• [DATA TO USE]:
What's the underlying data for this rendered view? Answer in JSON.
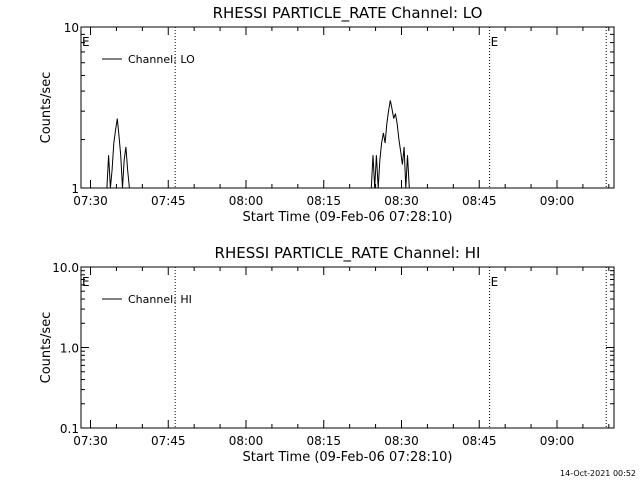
{
  "colors": {
    "background": "#ffffff",
    "foreground": "#000000"
  },
  "footer": {
    "timestamp": "14-Oct-2021 00:52"
  },
  "chart_data": [
    {
      "type": "line",
      "title": "RHESSI PARTICLE_RATE Channel: LO",
      "xlabel": "Start Time (09-Feb-06 07:28:10)",
      "ylabel": "Counts/sec",
      "yscale": "log",
      "xlim": [
        "07:28:10",
        "09:11:00"
      ],
      "ylim": [
        1,
        10
      ],
      "xticks": [
        "07:30",
        "07:45",
        "08:00",
        "08:15",
        "08:30",
        "08:45",
        "09:00"
      ],
      "yticks": [
        "1",
        "10"
      ],
      "legend": {
        "position": "top-left",
        "entries": [
          "Channel: LO"
        ]
      },
      "annotations": [
        {
          "text": "E",
          "x": "07:28:10"
        },
        {
          "text": "E",
          "x": "08:47:00"
        }
      ],
      "vlines": [
        "07:46:20",
        "08:47:00",
        "09:09:30"
      ],
      "series": [
        {
          "name": "Channel: LO",
          "points": [
            [
              "07:33:10",
              1
            ],
            [
              "07:33:30",
              1.6
            ],
            [
              "07:33:50",
              1
            ],
            [
              "07:34:10",
              1.3
            ],
            [
              "07:34:30",
              1.9
            ],
            [
              "07:34:50",
              2.3
            ],
            [
              "07:35:10",
              2.7
            ],
            [
              "07:35:30",
              2.1
            ],
            [
              "07:35:50",
              1.6
            ],
            [
              "07:36:10",
              1
            ],
            [
              "07:36:30",
              1.5
            ],
            [
              "07:36:50",
              1.8
            ],
            [
              "07:37:10",
              1.3
            ],
            [
              "07:37:30",
              1
            ],
            [
              "08:24:10",
              1
            ],
            [
              "08:24:30",
              1.6
            ],
            [
              "08:24:50",
              1
            ],
            [
              "08:25:10",
              1.6
            ],
            [
              "08:25:30",
              1
            ],
            [
              "08:25:50",
              1.5
            ],
            [
              "08:26:10",
              1.9
            ],
            [
              "08:26:30",
              2.2
            ],
            [
              "08:26:50",
              1.9
            ],
            [
              "08:27:10",
              2.5
            ],
            [
              "08:27:30",
              3.0
            ],
            [
              "08:27:50",
              3.5
            ],
            [
              "08:28:10",
              3.1
            ],
            [
              "08:28:30",
              2.7
            ],
            [
              "08:28:50",
              2.9
            ],
            [
              "08:29:10",
              2.5
            ],
            [
              "08:29:30",
              2.0
            ],
            [
              "08:29:50",
              1.7
            ],
            [
              "08:30:10",
              1.4
            ],
            [
              "08:30:30",
              1.8
            ],
            [
              "08:30:50",
              1
            ],
            [
              "08:31:10",
              1.6
            ],
            [
              "08:31:30",
              1
            ]
          ]
        }
      ]
    },
    {
      "type": "line",
      "title": "RHESSI PARTICLE_RATE Channel: HI",
      "xlabel": "Start Time (09-Feb-06 07:28:10)",
      "ylabel": "Counts/sec",
      "yscale": "log",
      "xlim": [
        "07:28:10",
        "09:11:00"
      ],
      "ylim": [
        0.1,
        10
      ],
      "xticks": [
        "07:30",
        "07:45",
        "08:00",
        "08:15",
        "08:30",
        "08:45",
        "09:00"
      ],
      "yticks": [
        "0.1",
        "1.0",
        "10.0"
      ],
      "legend": {
        "position": "top-left",
        "entries": [
          "Channel: HI"
        ]
      },
      "annotations": [
        {
          "text": "E",
          "x": "07:28:10"
        },
        {
          "text": "E",
          "x": "08:47:00"
        }
      ],
      "vlines": [
        "07:46:20",
        "08:47:00",
        "09:09:30"
      ],
      "series": [
        {
          "name": "Channel: HI",
          "points": []
        }
      ]
    }
  ]
}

• [TASK]: Go through the listing above and pull out each line containing the word "RHESSI".

• [EXPECTED ANSWER]:
      "title": "RHESSI PARTICLE_RATE Channel: LO",
      "title": "RHESSI PARTICLE_RATE Channel: HI",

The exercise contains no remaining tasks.